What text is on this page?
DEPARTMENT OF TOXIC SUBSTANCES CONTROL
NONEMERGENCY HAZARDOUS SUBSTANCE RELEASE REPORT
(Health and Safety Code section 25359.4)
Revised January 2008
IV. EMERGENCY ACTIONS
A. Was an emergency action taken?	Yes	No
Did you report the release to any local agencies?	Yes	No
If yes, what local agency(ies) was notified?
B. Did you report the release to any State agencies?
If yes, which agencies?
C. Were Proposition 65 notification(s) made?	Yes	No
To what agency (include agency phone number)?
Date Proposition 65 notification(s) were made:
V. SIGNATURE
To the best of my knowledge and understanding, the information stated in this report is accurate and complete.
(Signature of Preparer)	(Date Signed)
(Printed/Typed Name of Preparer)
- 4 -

TASK DIRECTIONS
Extract the whole listing, character for character.

OUTPUT BELOW
What text is on this page?
DEPARTMENT OF TOXIC SUBSTANCES CONTROL
NONEMERGENCY HAZARDOUS SUBSTANCE RELEASE REPORT
(Health and Safety Code section 25359.4)
Revised January 2008
IV. EMERGENCY ACTIONS
A. Was an emergency action taken?	Yes	No
Did you report the release to any local agencies?	Yes	No
If yes, what local agency(ies) was notified?
B. Did you report the release to any State agencies?
If yes, which agencies?
C. Were Proposition 65 notification(s) made?	Yes	No
To what agency (include agency phone number)?
Date Proposition 65 notification(s) were made:
V. SIGNATURE
To the best of my knowledge and understanding, the information stated in this report is accurate and complete.
(Signature of Preparer)	(Date Signed)
(Printed/Typed Name of Preparer)
- 4 -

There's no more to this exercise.